• [GIVEN EXERCISE] Copy each line below in which the string "emergenciais" occurs.

• [Records]
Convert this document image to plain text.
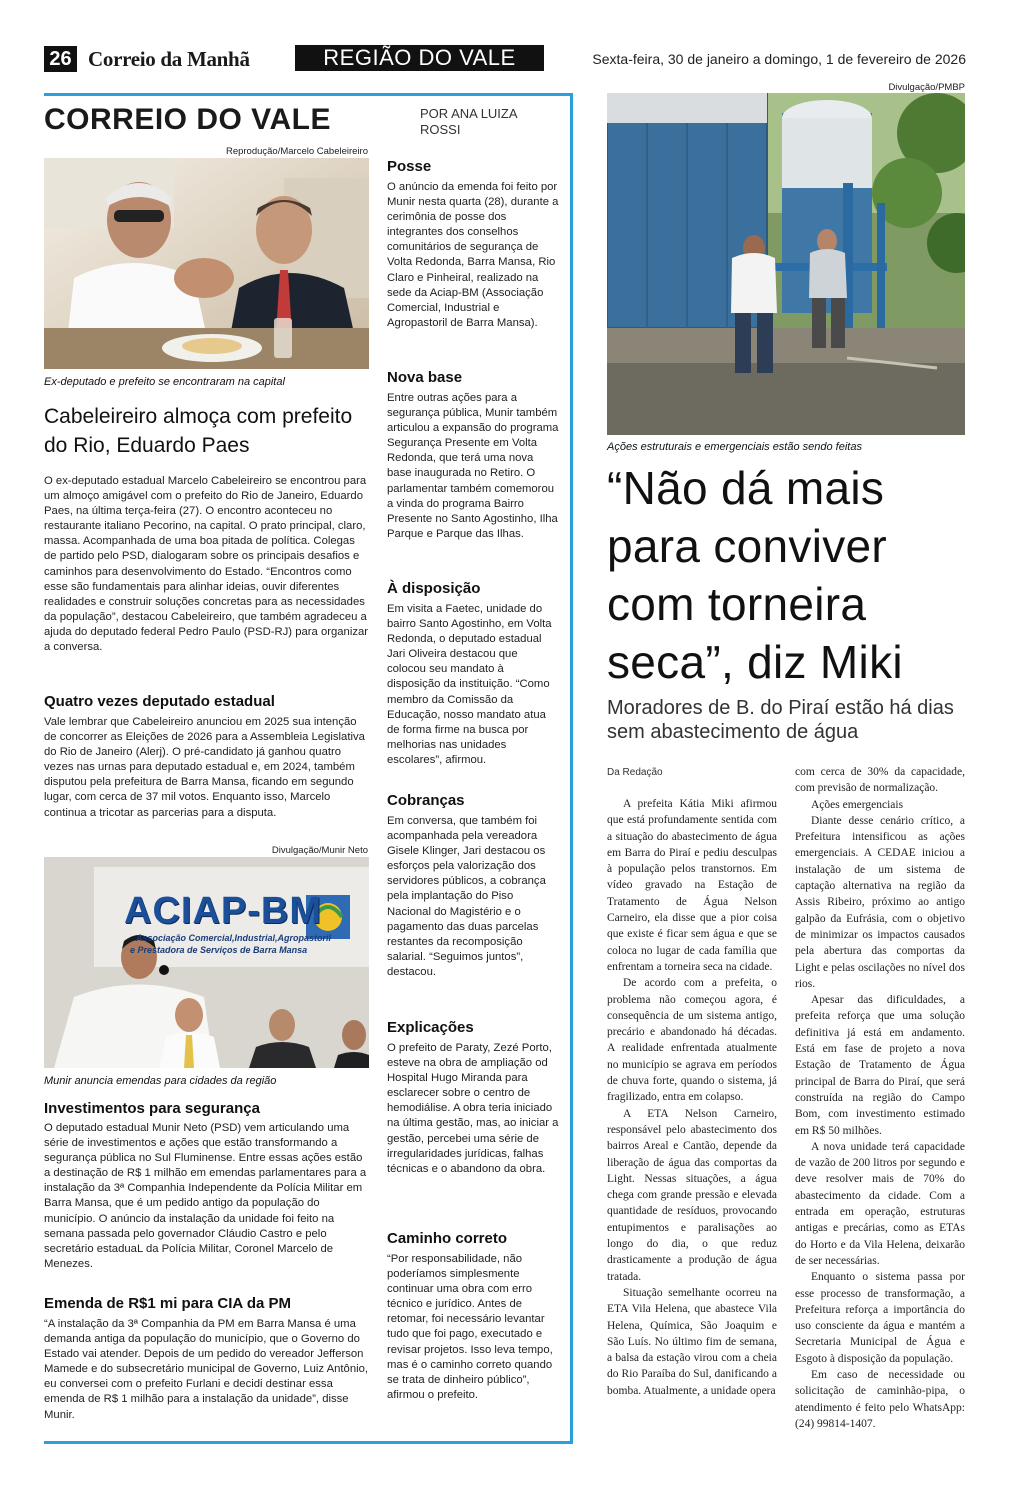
26 Correio da Manhã	REGIÃO DO VALE	Sexta-feira, 30 de janeiro a domingo, 1 de fevereiro de 2026
CORREIO DO VALE	POR ANA LUIZA ROSSI
Reprodução/Marcelo Cabeleireiro
Ex-deputado e prefeito se encontraram na capital
Cabeleireiro almoça com prefeito do Rio, Eduardo Paes
O ex-deputado estadual Marcelo Cabeleireiro se encontrou para um almoço amigável com o prefeito do Rio de Janeiro, Eduardo Paes, na última terça-feira (27). O encontro aconteceu no restaurante italiano Pecorino, na capital. O prato principal, claro, massa. Acompanhada de uma boa pitada de política. Colegas de partido pelo PSD, dialogaram sobre os principais desafios e caminhos para desenvolvimento do Estado. “Encontros como esse são fundamentais para alinhar ideias, ouvir diferentes realidades e construir soluções concretas para as necessidades da população”, destacou Cabeleireiro, que também agradeceu a ajuda do deputado federal Pedro Paulo (PSD-RJ) para organizar a conversa.
Quatro vezes deputado estadual
Vale lembrar que Cabeleireiro anunciou em 2025 sua intenção de concorrer as Eleições de 2026 para a Assembleia Legislativa do Rio de Janeiro (Alerj). O pré-candidato já ganhou quatro vezes nas urnas para deputado estadual e, em 2024, também disputou pela prefeitura de Barra Mansa, ficando em segundo lugar, com cerca de 37 mil votos. Enquanto isso, Marcelo continua a tricotar as parcerias para a disputa.
Divulgação/Munir Neto
ACIAP-BM
Associação Comercial,Industrial,Agropastoril
e Prestadora de Serviços de Barra Mansa
Munir anuncia emendas para cidades da região
Investimentos para segurança
O deputado estadual Munir Neto (PSD) vem articulando uma série de investimentos e ações que estão transformando a segurança pública no Sul Fluminense. Entre essas ações estão a destinação de R$ 1 milhão em emendas parlamentares para a instalação da 3ª Companhia Independente da Polícia Militar em Barra Mansa, que é um pedido antigo da população do município. O anúncio da instalação da unidade foi feito na semana passada pelo governador Cláudio Castro e pelo secretário estaduaL da Polícia Militar, Coronel Marcelo de Menezes.
Emenda de R$1 mi para CIA da PM
“A instalação da 3ª Companhia da PM em Barra Mansa é uma demanda antiga da população do município, que o Governo do Estado vai atender. Depois de um pedido do vereador Jefferson Mamede e do subsecretário municipal de Governo, Luiz Antônio, eu conversei com o prefeito Furlani e decidi destinar essa emenda de R$ 1 milhão para a instalação da unidade”, disse Munir.
Posse
O anúncio da emenda foi feito por Munir nesta quarta (28), durante a cerimônia de posse dos integrantes dos conselhos comunitários de segurança de Volta Redonda, Barra Mansa, Rio Claro e Pinheiral, realizado na sede da Aciap-BM (Associação Comercial, Industrial e Agropastoril de Barra Mansa).
Nova base
Entre outras ações para a segurança pública, Munir também articulou a expansão do programa Segurança Presente em Volta Redonda, que terá uma nova base inaugurada no Retiro. O parlamentar também comemorou a vinda do programa Bairro Presente no Santo Agostinho, Ilha Parque e Parque das Ilhas.
À disposição
Em visita a Faetec, unidade do bairro Santo Agostinho, em Volta Redonda, o deputado estadual Jari Oliveira destacou que colocou seu mandato à disposição da instituição. “Como membro da Comissão da Educação, nosso mandato atua de forma firme na busca por melhorias nas unidades escolares”, afirmou.
Cobranças
Em conversa, que também foi acompanhada pela vereadora Gisele Klinger, Jari destacou os esforços pela valorização dos servidores públicos, a cobrança pela implantação do Piso Nacional do Magistério e o pagamento das duas parcelas restantes da recomposição salarial. “Seguimos juntos”, destacou.
Explicações
O prefeito de Paraty, Zezé Porto, esteve na obra de ampliação od Hospital Hugo Miranda para esclarecer sobre o centro de hemodiálise. A obra teria iniciado na última gestão, mas, ao iniciar a gestão, percebei uma série de irregularidades jurídicas, falhas técnicas e o abandono da obra.
Caminho correto
“Por responsabilidade, não poderíamos simplesmente continuar uma obra com erro técnico e jurídico. Antes de retomar, foi necessário levantar tudo que foi pago, executado e revisar projetos. Isso leva tempo, mas é o caminho correto quando se trata de dinheiro público”, afirmou o prefeito.
Divulgação/PMBP
Ações estruturais e emergenciais estão sendo feitas
“Não dá mais para conviver com torneira seca”, diz Miki
Moradores de B. do Piraí estão há dias sem abastecimento de água
Da Redação

A prefeita Kátia Miki afirmou que está profundamente sentida com a situação do abastecimento de água em Barra do Piraí e pediu desculpas à população pelos transtornos. Em vídeo gravado na Estação de Tratamento de Água Nelson Carneiro, ela disse que a pior coisa que existe é ficar sem água e que se coloca no lugar de cada família que enfrentam a torneira seca na cidade.

De acordo com a prefeita, o problema não começou agora, é consequência de um sistema antigo, precário e abandonado há décadas. A realidade enfrentada atualmente no município se agrava em períodos de chuva forte, quando o sistema, já fragilizado, entra em colapso.

A ETA Nelson Carneiro, responsável pelo abastecimento dos bairros Areal e Cantão, depende da liberação de água das comportas da Light. Nessas situações, a água chega com grande pressão e elevada quantidade de resíduos, provocando entupimentos e paralisações ao longo do dia, o que reduz drasticamente a produção de água tratada.

Situação semelhante ocorreu na ETA Vila Helena, que abastece Vila Helena, Química, São Joaquim e São Luís. No último fim de semana, a balsa da estação virou com a cheia do Rio Paraíba do Sul, danificando a bomba. Atualmente, a unidade opera

com cerca de 30% da capacidade, com previsão de normalização.

Ações emergenciais

Diante desse cenário crítico, a Prefeitura intensificou as ações emergenciais. A CEDAE iniciou a instalação de um sistema de captação alternativa na região da Assis Ribeiro, próximo ao antigo galpão da Eufrásia, com o objetivo de minimizar os impactos causados pela abertura das comportas da Light e pelas oscilações no nível dos rios.

Apesar das dificuldades, a prefeita reforça que uma solução definitiva já está em andamento. Está em fase de projeto a nova Estação de Tratamento de Água principal de Barra do Piraí, que será construída na região do Campo Bom, com investimento estimado em R$ 50 milhões.

A nova unidade terá capacidade de vazão de 200 litros por segundo e deve resolver mais de 70% do abastecimento da cidade. Com a entrada em operação, estruturas antigas e precárias, como as ETAs do Horto e da Vila Helena, deixarão de ser necessárias.

Enquanto o sistema passa por esse processo de transformação, a Prefeitura reforça a importância do uso consciente da água e mantém a Secretaria Municipal de Água e Esgoto à disposição da população.

Em caso de necessidade ou solicitação de caminhão-pipa, o atendimento é feito pelo WhatsApp: (24) 99814-1407.
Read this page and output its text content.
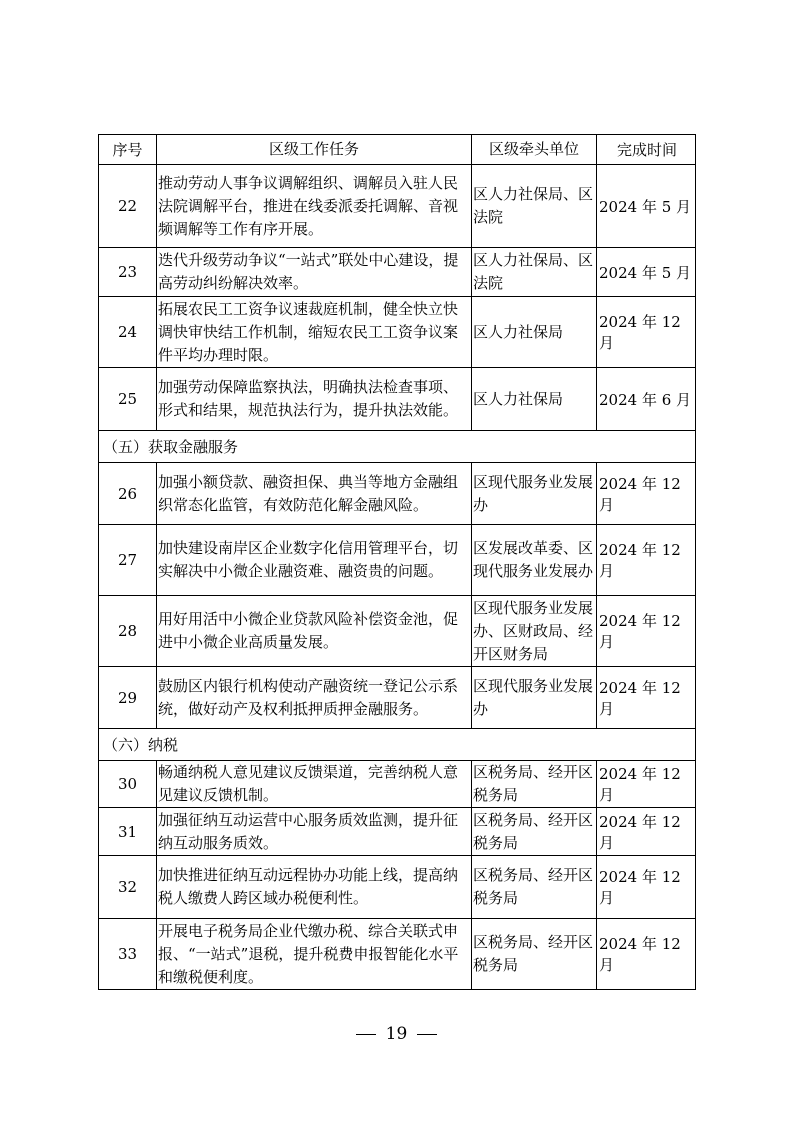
序号	区级工作任务	区级牵头单位	完成时间
22	推动劳动人事争议调解组织、调解员入驻人民法院调解平台，推进在线委派委托调解、音视频调解等工作有序开展。	区人力社保局、区法院	2024 年 5 月
23	迭代升级劳动争议“一站式”联处中心建设，提高劳动纠纷解决效率。	区人力社保局、区法院	2024 年 5 月
24	拓展农民工工资争议速裁庭机制，健全快立快调快审快结工作机制，缩短农民工工资争议案件平均办理时限。	区人力社保局	2024 年 12 月
25	加强劳动保障监察执法，明确执法检查事项、形式和结果，规范执法行为，提升执法效能。	区人力社保局	2024 年 6 月
（五）获取金融服务			
26	加强小额贷款、融资担保、典当等地方金融组织常态化监管，有效防范化解金融风险。	区现代服务业发展办	2024 年 12 月
27	加快建设南岸区企业数字化信用管理平台，切实解决中小微企业融资难、融资贵的问题。	区发展改革委、区现代服务业发展办	2024 年 12 月
28	用好用活中小微企业贷款风险补偿资金池，促进中小微企业高质量发展。	区现代服务业发展办、区财政局、经开区财务局	2024 年 12 月
29	鼓励区内银行机构使动产融资统一登记公示系统，做好动产及权利抵押质押金融服务。	区现代服务业发展办	2024 年 12 月
（六）纳税			
30	畅通纳税人意见建议反馈渠道，完善纳税人意见建议反馈机制。	区税务局、经开区税务局	2024 年 12 月
31	加强征纳互动运营中心服务质效监测，提升征纳互动服务质效。	区税务局、经开区税务局	2024 年 12 月
32	加快推进征纳互动远程协办功能上线，提高纳税人缴费人跨区域办税便利性。	区税务局、经开区税务局	2024 年 12 月
33	开展电子税务局企业代缴办税、综合关联式申报、“一站式”退税，提升税费申报智能化水平和缴税便利度。	区税务局、经开区税务局	2024 年 12 月
19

• [ANSWER TO THE TASK]
Ações estruturais e emergenciais estão sendo feitas
Ações emergenciais
Diante desse cenário crítico, a Prefeitura intensificou as ações emergenciais. A CEDAE iniciou a instalação de um sistema de captação alternativa na região da Assis Ribeiro, próximo ao antigo galpão da Eufrásia, com o objetivo de minimizar os impactos causados pela abertura das comportas da Light e pelas oscilações no nível dos rios.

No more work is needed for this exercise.